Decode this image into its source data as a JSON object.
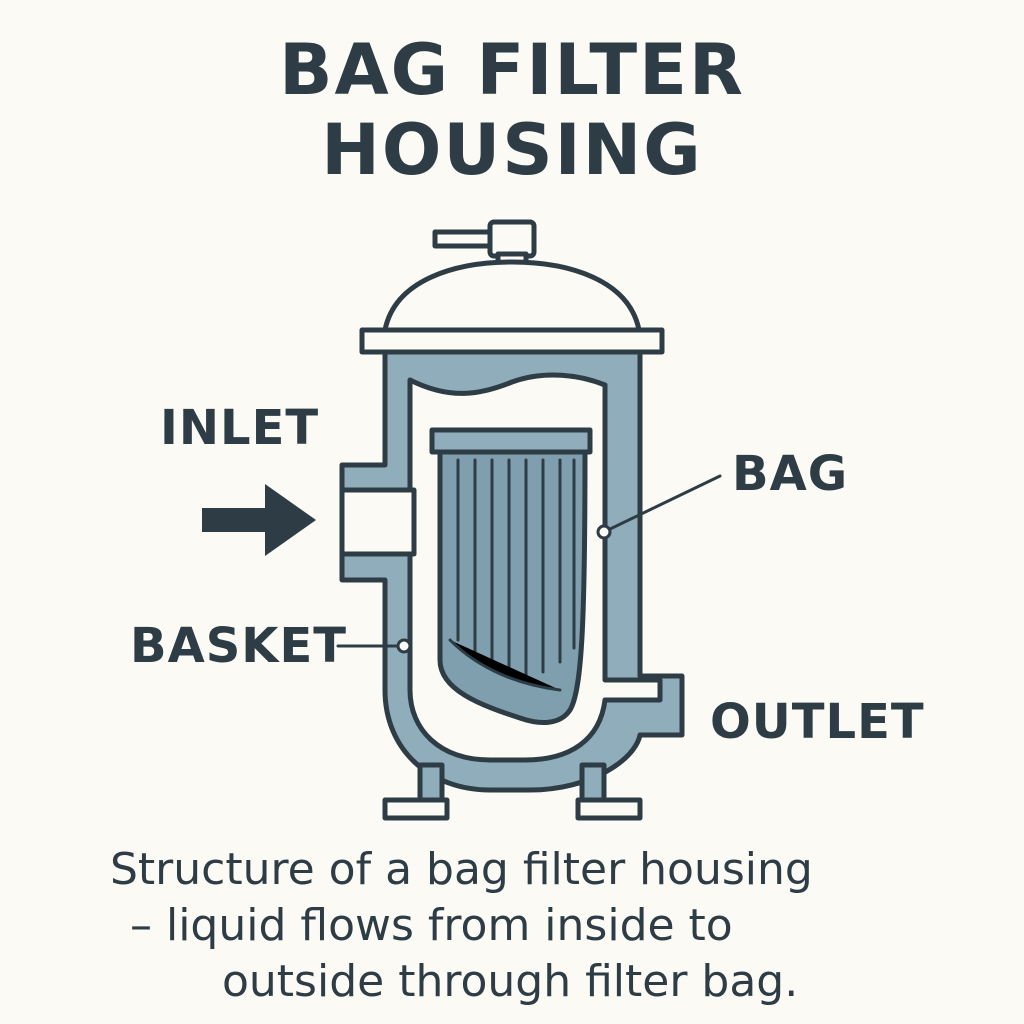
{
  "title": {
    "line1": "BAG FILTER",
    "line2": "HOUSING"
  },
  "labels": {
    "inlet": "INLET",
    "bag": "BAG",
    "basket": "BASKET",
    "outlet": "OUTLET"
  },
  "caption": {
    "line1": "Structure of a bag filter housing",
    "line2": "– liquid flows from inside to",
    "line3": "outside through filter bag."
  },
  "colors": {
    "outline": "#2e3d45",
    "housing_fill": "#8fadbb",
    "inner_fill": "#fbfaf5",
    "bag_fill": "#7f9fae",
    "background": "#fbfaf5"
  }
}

▶ **BRIEF**
Each record above should come back exactly the same, only without its pictures.

▶ **SOLUTION FOR THIS PROBLEM**
Decode this image into its source data as a JSON object.
{
  "title": {
    "line1": "BAG FILTER",
    "line2": "HOUSING"
  },
  "labels": {
    "inlet": "INLET",
    "bag": "BAG",
    "basket": "BASKET",
    "outlet": "OUTLET"
  },
  "caption": {
    "line1": "Structure of a bag filter housing",
    "line2": "– liquid flows from inside to",
    "line3": "outside through filter bag."
  },
  "colors": {
    "outline": "#2e3d45",
    "housing_fill": "#8fadbb",
    "inner_fill": "#fbfaf5",
    "bag_fill": "#7f9fae",
    "background": "#fbfaf5"
  }
}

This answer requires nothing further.